Task details: Go through the records and show each line where the word "Schwenzler" occurs.

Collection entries

---------------

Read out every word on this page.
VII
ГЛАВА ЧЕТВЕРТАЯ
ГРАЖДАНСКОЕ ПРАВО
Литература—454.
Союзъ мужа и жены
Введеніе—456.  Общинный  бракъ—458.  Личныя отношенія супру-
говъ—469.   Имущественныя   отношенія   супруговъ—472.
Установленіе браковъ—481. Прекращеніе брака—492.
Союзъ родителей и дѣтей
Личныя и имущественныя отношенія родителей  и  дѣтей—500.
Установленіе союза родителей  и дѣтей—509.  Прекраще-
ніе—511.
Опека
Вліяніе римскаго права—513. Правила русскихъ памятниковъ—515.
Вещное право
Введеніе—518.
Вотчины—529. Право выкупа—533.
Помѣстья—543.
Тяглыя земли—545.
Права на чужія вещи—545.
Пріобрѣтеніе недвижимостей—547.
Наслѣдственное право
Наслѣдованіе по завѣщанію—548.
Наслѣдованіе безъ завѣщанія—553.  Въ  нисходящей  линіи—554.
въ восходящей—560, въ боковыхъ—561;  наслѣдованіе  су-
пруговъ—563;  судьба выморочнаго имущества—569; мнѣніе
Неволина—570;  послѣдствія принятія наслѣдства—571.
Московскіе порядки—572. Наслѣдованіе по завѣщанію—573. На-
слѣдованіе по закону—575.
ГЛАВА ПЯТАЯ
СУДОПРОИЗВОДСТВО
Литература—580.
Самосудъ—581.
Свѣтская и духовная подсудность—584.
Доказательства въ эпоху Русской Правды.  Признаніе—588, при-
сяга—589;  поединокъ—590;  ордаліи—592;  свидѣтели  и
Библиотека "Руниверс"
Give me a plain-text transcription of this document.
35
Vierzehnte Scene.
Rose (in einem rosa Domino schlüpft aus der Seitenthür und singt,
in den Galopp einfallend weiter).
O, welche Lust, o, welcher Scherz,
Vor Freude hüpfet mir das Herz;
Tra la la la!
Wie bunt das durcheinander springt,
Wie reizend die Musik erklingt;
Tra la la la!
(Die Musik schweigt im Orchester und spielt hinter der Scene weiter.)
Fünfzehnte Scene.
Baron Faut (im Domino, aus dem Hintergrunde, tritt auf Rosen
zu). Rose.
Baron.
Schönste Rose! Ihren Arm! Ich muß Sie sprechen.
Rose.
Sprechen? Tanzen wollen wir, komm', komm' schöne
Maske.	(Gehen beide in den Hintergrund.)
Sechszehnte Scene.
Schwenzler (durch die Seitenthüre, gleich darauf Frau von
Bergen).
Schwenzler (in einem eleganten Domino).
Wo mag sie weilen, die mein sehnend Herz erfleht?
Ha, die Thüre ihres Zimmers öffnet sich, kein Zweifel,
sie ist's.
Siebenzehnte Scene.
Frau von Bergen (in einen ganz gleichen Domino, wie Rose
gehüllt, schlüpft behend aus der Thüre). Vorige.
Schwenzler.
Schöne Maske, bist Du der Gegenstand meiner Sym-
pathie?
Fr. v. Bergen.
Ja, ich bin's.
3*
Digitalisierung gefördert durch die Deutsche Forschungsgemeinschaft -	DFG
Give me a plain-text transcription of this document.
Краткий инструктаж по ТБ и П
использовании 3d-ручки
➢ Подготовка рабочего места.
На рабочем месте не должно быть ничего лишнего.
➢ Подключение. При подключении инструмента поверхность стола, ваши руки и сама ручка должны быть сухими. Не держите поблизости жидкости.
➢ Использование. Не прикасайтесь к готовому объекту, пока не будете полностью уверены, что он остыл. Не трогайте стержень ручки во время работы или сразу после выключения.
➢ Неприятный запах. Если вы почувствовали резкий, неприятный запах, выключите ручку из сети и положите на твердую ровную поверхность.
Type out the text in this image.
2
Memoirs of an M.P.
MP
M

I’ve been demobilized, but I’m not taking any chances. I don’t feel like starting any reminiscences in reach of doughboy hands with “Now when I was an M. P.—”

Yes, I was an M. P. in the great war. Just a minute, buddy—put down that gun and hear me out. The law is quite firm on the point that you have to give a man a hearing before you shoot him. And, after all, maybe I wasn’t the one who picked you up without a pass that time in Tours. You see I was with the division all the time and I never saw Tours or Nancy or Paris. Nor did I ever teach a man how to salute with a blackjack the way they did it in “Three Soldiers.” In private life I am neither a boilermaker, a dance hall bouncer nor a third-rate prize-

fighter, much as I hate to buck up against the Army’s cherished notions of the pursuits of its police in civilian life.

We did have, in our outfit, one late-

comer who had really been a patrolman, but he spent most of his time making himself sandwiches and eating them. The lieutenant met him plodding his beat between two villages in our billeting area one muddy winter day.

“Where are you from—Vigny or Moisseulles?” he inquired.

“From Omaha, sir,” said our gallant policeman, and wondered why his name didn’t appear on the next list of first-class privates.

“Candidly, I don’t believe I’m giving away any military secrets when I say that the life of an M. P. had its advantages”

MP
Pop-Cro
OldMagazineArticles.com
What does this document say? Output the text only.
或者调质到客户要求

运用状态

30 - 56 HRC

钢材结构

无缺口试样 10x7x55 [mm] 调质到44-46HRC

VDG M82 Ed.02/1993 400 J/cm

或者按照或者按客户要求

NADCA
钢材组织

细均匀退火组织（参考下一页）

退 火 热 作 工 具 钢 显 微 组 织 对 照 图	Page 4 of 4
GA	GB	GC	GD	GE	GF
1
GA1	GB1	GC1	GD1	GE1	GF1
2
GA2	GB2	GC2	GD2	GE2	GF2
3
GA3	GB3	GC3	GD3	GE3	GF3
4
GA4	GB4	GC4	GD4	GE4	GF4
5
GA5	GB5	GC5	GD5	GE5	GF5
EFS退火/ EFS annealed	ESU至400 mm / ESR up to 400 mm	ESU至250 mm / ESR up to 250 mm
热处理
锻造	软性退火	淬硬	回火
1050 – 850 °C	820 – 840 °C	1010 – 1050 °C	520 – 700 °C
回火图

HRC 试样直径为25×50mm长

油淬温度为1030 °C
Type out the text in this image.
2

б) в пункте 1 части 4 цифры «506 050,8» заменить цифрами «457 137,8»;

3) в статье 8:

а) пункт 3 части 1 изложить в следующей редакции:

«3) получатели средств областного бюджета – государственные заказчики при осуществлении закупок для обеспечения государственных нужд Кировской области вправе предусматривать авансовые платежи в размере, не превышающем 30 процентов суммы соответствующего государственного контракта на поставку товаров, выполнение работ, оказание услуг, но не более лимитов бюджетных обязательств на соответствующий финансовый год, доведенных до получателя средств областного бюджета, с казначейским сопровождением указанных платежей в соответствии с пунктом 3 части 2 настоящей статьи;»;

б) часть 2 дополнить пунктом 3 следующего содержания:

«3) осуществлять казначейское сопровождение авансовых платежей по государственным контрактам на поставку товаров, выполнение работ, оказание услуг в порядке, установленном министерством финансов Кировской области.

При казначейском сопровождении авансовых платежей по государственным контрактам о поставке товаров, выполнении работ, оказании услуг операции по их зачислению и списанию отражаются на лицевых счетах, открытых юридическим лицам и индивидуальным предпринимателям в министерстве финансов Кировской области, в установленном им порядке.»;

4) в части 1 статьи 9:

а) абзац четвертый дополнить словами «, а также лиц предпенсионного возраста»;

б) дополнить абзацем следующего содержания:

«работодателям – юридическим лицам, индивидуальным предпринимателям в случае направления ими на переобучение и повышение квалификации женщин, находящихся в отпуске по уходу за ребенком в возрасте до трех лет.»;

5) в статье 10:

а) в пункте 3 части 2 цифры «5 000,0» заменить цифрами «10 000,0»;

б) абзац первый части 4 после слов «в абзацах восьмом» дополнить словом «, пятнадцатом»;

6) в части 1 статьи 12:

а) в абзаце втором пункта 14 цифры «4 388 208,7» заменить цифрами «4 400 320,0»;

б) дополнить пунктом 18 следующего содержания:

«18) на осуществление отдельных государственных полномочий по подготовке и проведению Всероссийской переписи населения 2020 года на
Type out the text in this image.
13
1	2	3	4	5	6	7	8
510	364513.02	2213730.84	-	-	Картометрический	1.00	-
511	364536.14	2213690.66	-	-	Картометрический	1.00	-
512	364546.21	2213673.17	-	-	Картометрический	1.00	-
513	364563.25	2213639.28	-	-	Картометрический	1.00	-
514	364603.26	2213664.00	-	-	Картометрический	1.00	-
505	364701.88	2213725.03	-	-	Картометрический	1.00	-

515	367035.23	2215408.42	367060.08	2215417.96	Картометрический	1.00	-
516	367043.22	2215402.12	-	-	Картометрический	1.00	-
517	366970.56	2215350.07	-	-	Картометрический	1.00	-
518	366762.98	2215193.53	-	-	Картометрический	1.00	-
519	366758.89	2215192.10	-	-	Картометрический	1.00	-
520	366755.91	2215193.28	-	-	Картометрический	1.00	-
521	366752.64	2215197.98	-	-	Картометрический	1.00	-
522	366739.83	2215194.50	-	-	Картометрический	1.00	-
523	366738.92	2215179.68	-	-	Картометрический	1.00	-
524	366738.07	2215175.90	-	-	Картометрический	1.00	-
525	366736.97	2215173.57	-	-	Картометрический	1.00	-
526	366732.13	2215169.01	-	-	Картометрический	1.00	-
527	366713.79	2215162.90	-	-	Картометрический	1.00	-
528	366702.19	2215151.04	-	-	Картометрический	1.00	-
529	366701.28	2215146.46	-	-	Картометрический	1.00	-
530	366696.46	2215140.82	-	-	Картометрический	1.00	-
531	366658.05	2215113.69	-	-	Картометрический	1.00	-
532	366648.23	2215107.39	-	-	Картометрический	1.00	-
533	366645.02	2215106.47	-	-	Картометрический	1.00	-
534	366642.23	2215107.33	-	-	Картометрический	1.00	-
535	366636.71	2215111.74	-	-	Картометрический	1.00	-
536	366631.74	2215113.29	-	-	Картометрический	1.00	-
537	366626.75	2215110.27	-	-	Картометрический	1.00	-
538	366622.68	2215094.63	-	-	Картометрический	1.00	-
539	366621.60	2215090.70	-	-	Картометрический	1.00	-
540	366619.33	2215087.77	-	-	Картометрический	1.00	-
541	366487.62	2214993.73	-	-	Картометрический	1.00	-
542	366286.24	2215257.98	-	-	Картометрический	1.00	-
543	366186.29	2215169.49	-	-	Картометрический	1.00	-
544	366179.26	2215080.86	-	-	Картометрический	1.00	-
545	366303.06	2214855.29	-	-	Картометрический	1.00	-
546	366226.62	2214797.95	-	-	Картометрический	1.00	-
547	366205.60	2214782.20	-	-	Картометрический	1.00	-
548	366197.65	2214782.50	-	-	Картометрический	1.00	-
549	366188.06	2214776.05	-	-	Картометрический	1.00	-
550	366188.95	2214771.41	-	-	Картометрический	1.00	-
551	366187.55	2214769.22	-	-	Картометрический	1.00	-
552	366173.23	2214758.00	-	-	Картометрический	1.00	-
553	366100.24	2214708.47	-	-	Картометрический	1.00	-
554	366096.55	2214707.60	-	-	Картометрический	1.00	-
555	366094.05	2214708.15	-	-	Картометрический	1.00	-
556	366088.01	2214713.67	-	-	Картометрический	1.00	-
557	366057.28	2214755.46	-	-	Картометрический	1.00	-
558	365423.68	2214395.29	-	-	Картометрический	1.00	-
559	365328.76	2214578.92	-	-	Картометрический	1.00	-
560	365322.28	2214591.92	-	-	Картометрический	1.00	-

---------------

Written solution:
Schwenzler (durch die Seitenthüre, gleich darauf Frau von
Schwenzler (in einem eleganten Domino).
Schwenzler.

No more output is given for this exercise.